The problem:
Gather all lines from the material that contain "frac".

Entries supplied:
——

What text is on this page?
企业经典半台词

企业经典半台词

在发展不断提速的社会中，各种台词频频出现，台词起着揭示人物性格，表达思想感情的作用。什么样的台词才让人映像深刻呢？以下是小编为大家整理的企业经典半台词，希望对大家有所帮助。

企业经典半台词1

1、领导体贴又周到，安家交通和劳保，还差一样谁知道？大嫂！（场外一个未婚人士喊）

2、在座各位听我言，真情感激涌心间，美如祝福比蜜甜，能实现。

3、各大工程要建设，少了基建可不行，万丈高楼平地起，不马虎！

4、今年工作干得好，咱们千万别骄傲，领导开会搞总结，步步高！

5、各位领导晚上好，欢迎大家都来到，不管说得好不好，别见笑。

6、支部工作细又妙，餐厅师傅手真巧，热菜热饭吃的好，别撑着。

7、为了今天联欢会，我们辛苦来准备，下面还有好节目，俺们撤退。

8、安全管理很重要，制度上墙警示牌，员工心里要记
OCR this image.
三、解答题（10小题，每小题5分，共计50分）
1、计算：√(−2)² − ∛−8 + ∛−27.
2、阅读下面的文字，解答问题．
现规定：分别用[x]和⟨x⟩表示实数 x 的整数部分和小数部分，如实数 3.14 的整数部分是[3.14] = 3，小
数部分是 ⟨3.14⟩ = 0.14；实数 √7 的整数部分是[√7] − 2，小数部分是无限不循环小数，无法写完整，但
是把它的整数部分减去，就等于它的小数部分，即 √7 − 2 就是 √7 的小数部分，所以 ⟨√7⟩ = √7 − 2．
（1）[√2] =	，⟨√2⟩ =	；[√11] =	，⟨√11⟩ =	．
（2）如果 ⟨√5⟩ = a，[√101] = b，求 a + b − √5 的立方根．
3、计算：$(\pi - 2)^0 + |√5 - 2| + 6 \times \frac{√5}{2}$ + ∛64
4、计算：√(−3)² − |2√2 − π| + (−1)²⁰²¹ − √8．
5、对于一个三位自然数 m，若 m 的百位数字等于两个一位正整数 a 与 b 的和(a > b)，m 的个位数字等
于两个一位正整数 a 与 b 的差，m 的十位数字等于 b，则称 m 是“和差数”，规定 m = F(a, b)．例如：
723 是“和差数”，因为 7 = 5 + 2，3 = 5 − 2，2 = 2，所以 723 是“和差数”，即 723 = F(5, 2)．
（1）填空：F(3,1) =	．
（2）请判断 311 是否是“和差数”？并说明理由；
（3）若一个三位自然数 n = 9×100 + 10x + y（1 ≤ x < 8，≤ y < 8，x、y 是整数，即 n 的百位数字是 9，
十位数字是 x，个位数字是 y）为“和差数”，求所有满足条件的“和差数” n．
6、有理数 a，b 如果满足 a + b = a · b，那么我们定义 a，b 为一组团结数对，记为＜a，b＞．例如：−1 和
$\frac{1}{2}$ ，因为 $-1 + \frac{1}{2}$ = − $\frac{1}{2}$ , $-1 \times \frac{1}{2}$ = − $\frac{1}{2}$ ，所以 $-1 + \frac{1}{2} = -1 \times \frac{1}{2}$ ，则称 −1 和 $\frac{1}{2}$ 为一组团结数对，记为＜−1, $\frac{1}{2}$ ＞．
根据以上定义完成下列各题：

——

Full answer:
3、计算：$(\pi - 2)^0 + |√5 - 2| + 6 \times \frac{√5}{2}$ + ∛64
$\frac{1}{2}$ ，因为 $-1 + \frac{1}{2}$ = − $\frac{1}{2}$ , $-1 \times \frac{1}{2}$ = − $\frac{1}{2}$ ，所以 $-1 + \frac{1}{2} = -1 \times \frac{1}{2}$ ，则称 −1 和 $\frac{1}{2}$ 为一组团结数对，记为＜−1, $\frac{1}{2}$ ＞．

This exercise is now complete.